[start]

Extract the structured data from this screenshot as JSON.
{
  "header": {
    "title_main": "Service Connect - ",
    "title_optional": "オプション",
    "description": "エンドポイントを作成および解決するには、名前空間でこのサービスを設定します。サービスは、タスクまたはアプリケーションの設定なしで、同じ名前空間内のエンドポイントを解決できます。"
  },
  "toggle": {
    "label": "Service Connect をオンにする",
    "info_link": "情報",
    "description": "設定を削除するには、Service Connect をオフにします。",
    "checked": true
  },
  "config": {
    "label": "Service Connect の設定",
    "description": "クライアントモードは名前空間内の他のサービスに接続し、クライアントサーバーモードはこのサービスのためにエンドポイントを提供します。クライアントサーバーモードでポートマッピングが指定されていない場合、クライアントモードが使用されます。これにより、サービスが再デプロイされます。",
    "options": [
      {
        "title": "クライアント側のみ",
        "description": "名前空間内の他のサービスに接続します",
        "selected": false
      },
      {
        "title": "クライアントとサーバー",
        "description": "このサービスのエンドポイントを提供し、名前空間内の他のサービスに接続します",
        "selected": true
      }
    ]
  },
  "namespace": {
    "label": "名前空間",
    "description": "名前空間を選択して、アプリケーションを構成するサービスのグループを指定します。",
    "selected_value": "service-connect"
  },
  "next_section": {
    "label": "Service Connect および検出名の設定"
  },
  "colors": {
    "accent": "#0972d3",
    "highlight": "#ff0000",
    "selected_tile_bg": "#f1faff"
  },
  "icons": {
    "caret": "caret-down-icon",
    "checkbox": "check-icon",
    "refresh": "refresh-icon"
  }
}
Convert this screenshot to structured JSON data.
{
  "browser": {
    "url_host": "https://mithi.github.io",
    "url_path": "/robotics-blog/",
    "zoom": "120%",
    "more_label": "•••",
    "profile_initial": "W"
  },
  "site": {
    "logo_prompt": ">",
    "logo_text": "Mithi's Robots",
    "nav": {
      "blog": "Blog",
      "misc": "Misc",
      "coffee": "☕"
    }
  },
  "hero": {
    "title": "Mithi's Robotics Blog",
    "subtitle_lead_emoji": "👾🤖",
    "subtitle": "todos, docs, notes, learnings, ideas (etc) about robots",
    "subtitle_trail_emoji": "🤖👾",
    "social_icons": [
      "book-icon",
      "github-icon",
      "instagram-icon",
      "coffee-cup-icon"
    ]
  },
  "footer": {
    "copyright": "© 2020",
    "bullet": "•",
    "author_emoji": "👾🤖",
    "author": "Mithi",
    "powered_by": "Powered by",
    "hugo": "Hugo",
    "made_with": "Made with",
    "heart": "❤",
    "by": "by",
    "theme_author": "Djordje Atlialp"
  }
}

[end]

— WHAT TO DO —
Extract the listing in its entirety, matching it exactly.

— COMPLETED EXERCISE —
Extract the structured data from this screenshot as JSON.
{
  "header": {
    "title_main": "Service Connect - ",
    "title_optional": "オプション",
    "description": "エンドポイントを作成および解決するには、名前空間でこのサービスを設定します。サービスは、タスクまたはアプリケーションの設定なしで、同じ名前空間内のエンドポイントを解決できます。"
  },
  "toggle": {
    "label": "Service Connect をオンにする",
    "info_link": "情報",
    "description": "設定を削除するには、Service Connect をオフにします。",
    "checked": true
  },
  "config": {
    "label": "Service Connect の設定",
    "description": "クライアントモードは名前空間内の他のサービスに接続し、クライアントサーバーモードはこのサービスのためにエンドポイントを提供します。クライアントサーバーモードでポートマッピングが指定されていない場合、クライアントモードが使用されます。これにより、サービスが再デプロイされます。",
    "options": [
      {
        "title": "クライアント側のみ",
        "description": "名前空間内の他のサービスに接続します",
        "selected": false
      },
      {
        "title": "クライアントとサーバー",
        "description": "このサービスのエンドポイントを提供し、名前空間内の他のサービスに接続します",
        "selected": true
      }
    ]
  },
  "namespace": {
    "label": "名前空間",
    "description": "名前空間を選択して、アプリケーションを構成するサービスのグループを指定します。",
    "selected_value": "service-connect"
  },
  "next_section": {
    "label": "Service Connect および検出名の設定"
  },
  "colors": {
    "accent": "#0972d3",
    "highlight": "#ff0000",
    "selected_tile_bg": "#f1faff"
  },
  "icons": {
    "caret": "caret-down-icon",
    "checkbox": "check-icon",
    "refresh": "refresh-icon"
  }
}
Convert this screenshot to structured JSON data.
{
  "browser": {
    "url_host": "https://mithi.github.io",
    "url_path": "/robotics-blog/",
    "zoom": "120%",
    "more_label": "•••",
    "profile_initial": "W"
  },
  "site": {
    "logo_prompt": ">",
    "logo_text": "Mithi's Robots",
    "nav": {
      "blog": "Blog",
      "misc": "Misc",
      "coffee": "☕"
    }
  },
  "hero": {
    "title": "Mithi's Robotics Blog",
    "subtitle_lead_emoji": "👾🤖",
    "subtitle": "todos, docs, notes, learnings, ideas (etc) about robots",
    "subtitle_trail_emoji": "🤖👾",
    "social_icons": [
      "book-icon",
      "github-icon",
      "instagram-icon",
      "coffee-cup-icon"
    ]
  },
  "footer": {
    "copyright": "© 2020",
    "bullet": "•",
    "author_emoji": "👾🤖",
    "author": "Mithi",
    "powered_by": "Powered by",
    "hugo": "Hugo",
    "made_with": "Made with",
    "heart": "❤",
    "by": "by",
    "theme_author": "Djordje Atlialp"
  }
}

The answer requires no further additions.